=== Data provided ===
[START]

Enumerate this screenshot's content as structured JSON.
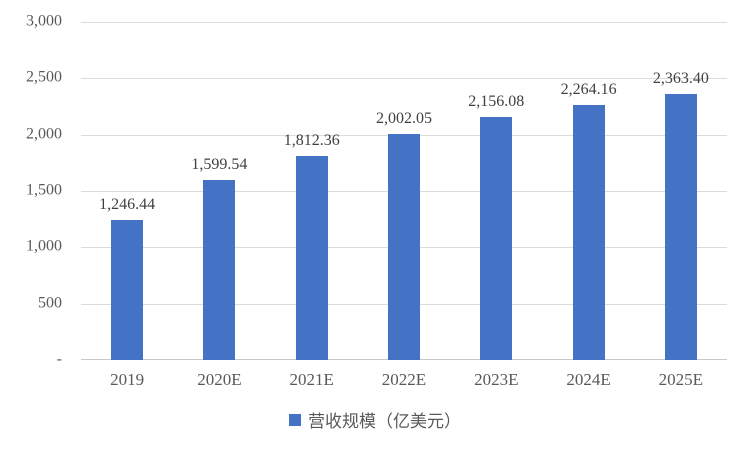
{
  "chart_data": {
    "type": "bar",
    "categories": [
      "2019",
      "2020E",
      "2021E",
      "2022E",
      "2023E",
      "2024E",
      "2025E"
    ],
    "values": [
      1246.44,
      1599.54,
      1812.36,
      2002.05,
      2156.08,
      2264.16,
      2363.4
    ],
    "value_labels": [
      "1,246.44",
      "1,599.54",
      "1,812.36",
      "2,002.05",
      "2,156.08",
      "2,264.16",
      "2,363.40"
    ],
    "legend": "营收规模（亿美元）",
    "legend_position": "bottom",
    "ylim": [
      0,
      3000
    ],
    "yticks": [
      0,
      500,
      1000,
      1500,
      2000,
      2500,
      3000
    ],
    "ytick_labels": [
      "-",
      "500",
      "1,000",
      "1,500",
      "2,000",
      "2,500",
      "3,000"
    ],
    "grid": true,
    "bar_color": "#4472C4",
    "gridline_color": "#DCDCDC",
    "axis_line_color": "#C9C7C7",
    "axis_label_color": "#595959",
    "data_label_color": "#404040"
  }
}
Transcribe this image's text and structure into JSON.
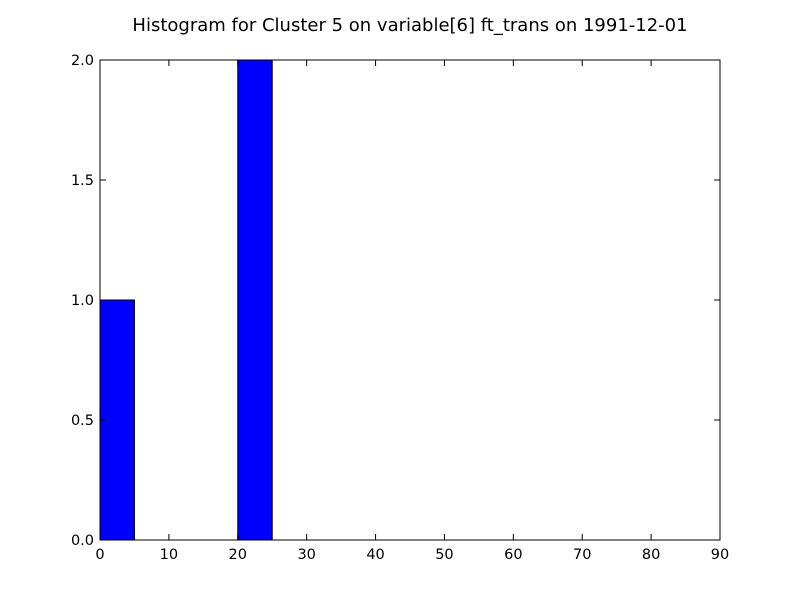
{
  "chart_data": {
    "type": "bar",
    "title": "Histogram for Cluster 5 on variable[6] ft_trans on 1991-12-01",
    "xlabel": "",
    "ylabel": "",
    "bins": [
      {
        "x_start": 0,
        "x_end": 5,
        "count": 1
      },
      {
        "x_start": 20,
        "x_end": 25,
        "count": 2
      }
    ],
    "xlim": [
      0,
      90
    ],
    "ylim": [
      0.0,
      2.0
    ],
    "x_ticks": [
      "0",
      "10",
      "20",
      "30",
      "40",
      "50",
      "60",
      "70",
      "80",
      "90"
    ],
    "y_ticks": [
      "0.0",
      "0.5",
      "1.0",
      "1.5",
      "2.0"
    ],
    "grid": false,
    "bar_color": "#0000ff",
    "bar_edge_color": "#000000"
  }
}
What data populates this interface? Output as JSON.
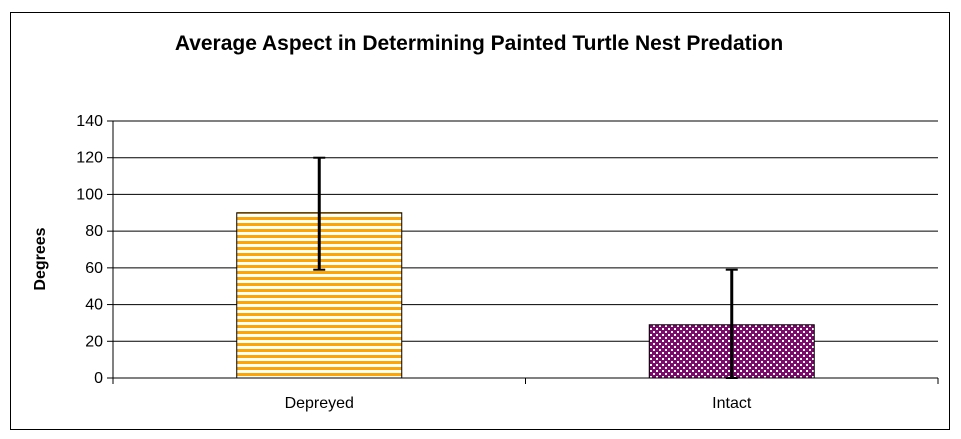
{
  "chart_data": {
    "type": "bar",
    "title": "Average Aspect in Determining Painted Turtle Nest Predation",
    "xlabel": "",
    "ylabel": "Degrees",
    "categories": [
      "Depreyed",
      "Intact"
    ],
    "values": [
      90,
      29
    ],
    "error_bars": [
      {
        "low": 59,
        "high": 120
      },
      {
        "low": 0,
        "high": 59
      }
    ],
    "ylim": [
      0,
      140
    ],
    "yticks": [
      0,
      20,
      40,
      60,
      80,
      100,
      120,
      140
    ],
    "grid": true,
    "legend": "none",
    "bar_styles": [
      {
        "pattern": "horizontal-stripes",
        "fill": "#FFA500",
        "stripe": "#FFFFFF",
        "stroke": "#000000"
      },
      {
        "pattern": "checker-dots",
        "fill": "#7B0A6B",
        "dot": "#FFFFFF",
        "stroke": "#000000"
      }
    ]
  }
}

[END]

=== Goal of the exercise ===
Return the records exactly. Don't carry the pictures over.

=== Solution to the problem ===
Enumerate this screenshot's content as structured JSON.
{
  "chart_data": {
    "type": "bar",
    "categories": [
      "2019",
      "2020E",
      "2021E",
      "2022E",
      "2023E",
      "2024E",
      "2025E"
    ],
    "values": [
      1246.44,
      1599.54,
      1812.36,
      2002.05,
      2156.08,
      2264.16,
      2363.4
    ],
    "value_labels": [
      "1,246.44",
      "1,599.54",
      "1,812.36",
      "2,002.05",
      "2,156.08",
      "2,264.16",
      "2,363.40"
    ],
    "legend": "营收规模（亿美元）",
    "legend_position": "bottom",
    "ylim": [
      0,
      3000
    ],
    "yticks": [
      0,
      500,
      1000,
      1500,
      2000,
      2500,
      3000
    ],
    "ytick_labels": [
      "-",
      "500",
      "1,000",
      "1,500",
      "2,000",
      "2,500",
      "3,000"
    ],
    "grid": true,
    "bar_color": "#4472C4",
    "gridline_color": "#DCDCDC",
    "axis_line_color": "#C9C7C7",
    "axis_label_color": "#595959",
    "data_label_color": "#404040"
  }
}
Transcribe this image's text and structure into JSON.
{
  "chart_data": {
    "type": "bar",
    "title": "Histogram for Cluster 5 on variable[6] ft_trans on 1991-12-01",
    "xlabel": "",
    "ylabel": "",
    "bins": [
      {
        "x_start": 0,
        "x_end": 5,
        "count": 1
      },
      {
        "x_start": 20,
        "x_end": 25,
        "count": 2
      }
    ],
    "xlim": [
      0,
      90
    ],
    "ylim": [
      0.0,
      2.0
    ],
    "x_ticks": [
      "0",
      "10",
      "20",
      "30",
      "40",
      "50",
      "60",
      "70",
      "80",
      "90"
    ],
    "y_ticks": [
      "0.0",
      "0.5",
      "1.0",
      "1.5",
      "2.0"
    ],
    "grid": false,
    "bar_color": "#0000ff",
    "bar_edge_color": "#000000"
  }
}
What data populates this interface? Output as JSON.
{
  "chart_data": {
    "type": "bar",
    "title": "Average Aspect in Determining Painted Turtle Nest Predation",
    "xlabel": "",
    "ylabel": "Degrees",
    "categories": [
      "Depreyed",
      "Intact"
    ],
    "values": [
      90,
      29
    ],
    "error_bars": [
      {
        "low": 59,
        "high": 120
      },
      {
        "low": 0,
        "high": 59
      }
    ],
    "ylim": [
      0,
      140
    ],
    "yticks": [
      0,
      20,
      40,
      60,
      80,
      100,
      120,
      140
    ],
    "grid": true,
    "legend": "none",
    "bar_styles": [
      {
        "pattern": "horizontal-stripes",
        "fill": "#FFA500",
        "stripe": "#FFFFFF",
        "stroke": "#000000"
      },
      {
        "pattern": "checker-dots",
        "fill": "#7B0A6B",
        "dot": "#FFFFFF",
        "stroke": "#000000"
      }
    ]
  }
}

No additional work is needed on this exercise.